- DIRECTION -
Out of the lines below, please list those that hold the string "foes".

=====

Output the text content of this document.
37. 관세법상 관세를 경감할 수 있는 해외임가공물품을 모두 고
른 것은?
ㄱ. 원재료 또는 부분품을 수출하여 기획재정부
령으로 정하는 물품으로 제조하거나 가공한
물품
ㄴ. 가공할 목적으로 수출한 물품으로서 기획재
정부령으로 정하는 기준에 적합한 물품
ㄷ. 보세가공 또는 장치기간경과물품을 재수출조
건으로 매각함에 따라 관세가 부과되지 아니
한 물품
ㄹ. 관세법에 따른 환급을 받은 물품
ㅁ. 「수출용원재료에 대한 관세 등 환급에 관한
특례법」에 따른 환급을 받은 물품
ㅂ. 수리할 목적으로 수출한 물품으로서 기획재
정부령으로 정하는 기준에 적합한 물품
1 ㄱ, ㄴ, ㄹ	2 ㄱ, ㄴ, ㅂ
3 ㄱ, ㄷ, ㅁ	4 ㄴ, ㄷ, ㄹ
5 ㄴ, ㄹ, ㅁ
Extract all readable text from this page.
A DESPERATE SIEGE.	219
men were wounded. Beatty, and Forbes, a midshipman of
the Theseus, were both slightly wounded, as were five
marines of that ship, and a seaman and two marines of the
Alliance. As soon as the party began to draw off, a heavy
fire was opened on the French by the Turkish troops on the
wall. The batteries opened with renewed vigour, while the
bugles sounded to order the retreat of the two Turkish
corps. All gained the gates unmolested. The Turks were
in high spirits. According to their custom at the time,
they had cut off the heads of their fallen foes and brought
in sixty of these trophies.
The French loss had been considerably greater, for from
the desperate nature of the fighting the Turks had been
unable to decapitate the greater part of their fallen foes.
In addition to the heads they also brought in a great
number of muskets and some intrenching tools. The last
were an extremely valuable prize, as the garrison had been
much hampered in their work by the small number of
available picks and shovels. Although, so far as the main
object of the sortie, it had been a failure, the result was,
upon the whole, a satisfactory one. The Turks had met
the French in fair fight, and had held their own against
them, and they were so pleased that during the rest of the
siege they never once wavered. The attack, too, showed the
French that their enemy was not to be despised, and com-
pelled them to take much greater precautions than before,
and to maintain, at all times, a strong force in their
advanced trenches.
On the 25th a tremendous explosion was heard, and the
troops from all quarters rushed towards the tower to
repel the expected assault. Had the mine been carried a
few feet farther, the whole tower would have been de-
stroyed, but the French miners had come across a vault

=====

- ANSWER BELOW -
they had cut off the heads of their fallen foes and brought
unable to decapitate the greater part of their fallen foes.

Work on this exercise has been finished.